### [The exercise]
Write out each line beneath this one exactly as it reads.

── Records shown ──

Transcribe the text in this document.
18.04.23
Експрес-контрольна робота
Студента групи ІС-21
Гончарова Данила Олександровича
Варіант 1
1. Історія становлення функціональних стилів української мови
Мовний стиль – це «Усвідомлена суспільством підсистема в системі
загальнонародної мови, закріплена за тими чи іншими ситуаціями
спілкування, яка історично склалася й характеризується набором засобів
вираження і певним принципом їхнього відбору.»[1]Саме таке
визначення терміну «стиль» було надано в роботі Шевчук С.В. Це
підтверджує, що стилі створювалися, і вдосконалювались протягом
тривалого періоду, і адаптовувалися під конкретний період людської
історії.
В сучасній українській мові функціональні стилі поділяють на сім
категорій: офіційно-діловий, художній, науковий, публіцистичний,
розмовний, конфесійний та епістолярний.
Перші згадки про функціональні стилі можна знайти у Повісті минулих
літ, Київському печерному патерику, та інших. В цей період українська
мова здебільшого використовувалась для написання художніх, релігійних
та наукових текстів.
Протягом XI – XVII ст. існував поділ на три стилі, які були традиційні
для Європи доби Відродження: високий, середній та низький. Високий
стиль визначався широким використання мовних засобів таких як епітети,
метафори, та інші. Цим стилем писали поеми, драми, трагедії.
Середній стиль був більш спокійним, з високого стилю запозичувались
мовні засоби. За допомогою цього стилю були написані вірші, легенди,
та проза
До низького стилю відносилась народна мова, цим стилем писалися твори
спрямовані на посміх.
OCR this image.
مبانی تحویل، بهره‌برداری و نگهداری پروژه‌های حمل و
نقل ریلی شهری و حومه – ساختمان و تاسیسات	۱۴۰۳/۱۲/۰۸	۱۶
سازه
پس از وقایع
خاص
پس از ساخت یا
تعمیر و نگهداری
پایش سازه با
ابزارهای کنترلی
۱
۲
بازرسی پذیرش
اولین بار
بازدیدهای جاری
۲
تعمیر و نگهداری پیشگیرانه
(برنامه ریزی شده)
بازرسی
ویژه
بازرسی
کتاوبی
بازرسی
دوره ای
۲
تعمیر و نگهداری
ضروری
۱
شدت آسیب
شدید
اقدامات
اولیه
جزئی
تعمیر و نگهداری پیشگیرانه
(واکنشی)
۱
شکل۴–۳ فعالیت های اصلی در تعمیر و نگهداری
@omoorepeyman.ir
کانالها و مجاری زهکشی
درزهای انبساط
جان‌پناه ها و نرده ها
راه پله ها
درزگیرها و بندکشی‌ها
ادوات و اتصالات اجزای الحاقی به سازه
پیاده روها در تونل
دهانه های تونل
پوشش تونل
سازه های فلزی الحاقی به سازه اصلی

───

### [Result of the exercise]
Transcribe the text in this document.
18.04.23
Експрес-контрольна робота
Студента групи ІС-21
Гончарова Данила Олександровича
Варіант 1
1. Історія становлення функціональних стилів української мови
Мовний стиль – це «Усвідомлена суспільством підсистема в системі
загальнонародної мови, закріплена за тими чи іншими ситуаціями
спілкування, яка історично склалася й характеризується набором засобів
вираження і певним принципом їхнього відбору.»[1]Саме таке
визначення терміну «стиль» було надано в роботі Шевчук С.В. Це
підтверджує, що стилі створювалися, і вдосконалювались протягом
тривалого періоду, і адаптовувалися під конкретний період людської
історії.
В сучасній українській мові функціональні стилі поділяють на сім
категорій: офіційно-діловий, художній, науковий, публіцистичний,
розмовний, конфесійний та епістолярний.
Перші згадки про функціональні стилі можна знайти у Повісті минулих
літ, Київському печерному патерику, та інших. В цей період українська
мова здебільшого використовувалась для написання художніх, релігійних
та наукових текстів.
Протягом XI – XVII ст. існував поділ на три стилі, які були традиційні
для Європи доби Відродження: високий, середній та низький. Високий
стиль визначався широким використання мовних засобів таких як епітети,
метафори, та інші. Цим стилем писали поеми, драми, трагедії.
Середній стиль був більш спокійним, з високого стилю запозичувались
мовні засоби. За допомогою цього стилю були написані вірші, легенди,
та проза
До низького стилю відносилась народна мова, цим стилем писалися твори
спрямовані на посміх.
OCR this image.
مبانی تحویل، بهره‌برداری و نگهداری پروژه‌های حمل و
نقل ریلی شهری و حومه – ساختمان و تاسیسات	۱۴۰۳/۱۲/۰۸	۱۶
سازه
پس از وقایع
خاص
پس از ساخت یا
تعمیر و نگهداری
پایش سازه با
ابزارهای کنترلی
۱
۲
بازرسی پذیرش
اولین بار
بازدیدهای جاری
۲
تعمیر و نگهداری پیشگیرانه
(برنامه ریزی شده)
بازرسی
ویژه
بازرسی
کتاوبی
بازرسی
دوره ای
۲
تعمیر و نگهداری
ضروری
۱
شدت آسیب
شدید
اقدامات
اولیه
جزئی
تعمیر و نگهداری پیشگیرانه
(واکنشی)
۱
شکل۴–۳ فعالیت های اصلی در تعمیر و نگهداری
@omoorepeyman.ir
کانالها و مجاری زهکشی
درزهای انبساط
جان‌پناه ها و نرده ها
راه پله ها
درزگیرها و بندکشی‌ها
ادوات و اتصالات اجزای الحاقی به سازه
پیاده روها در تونل
دهانه های تونل
پوشش تونل
سازه های فلزی الحاقی به سازه اصلی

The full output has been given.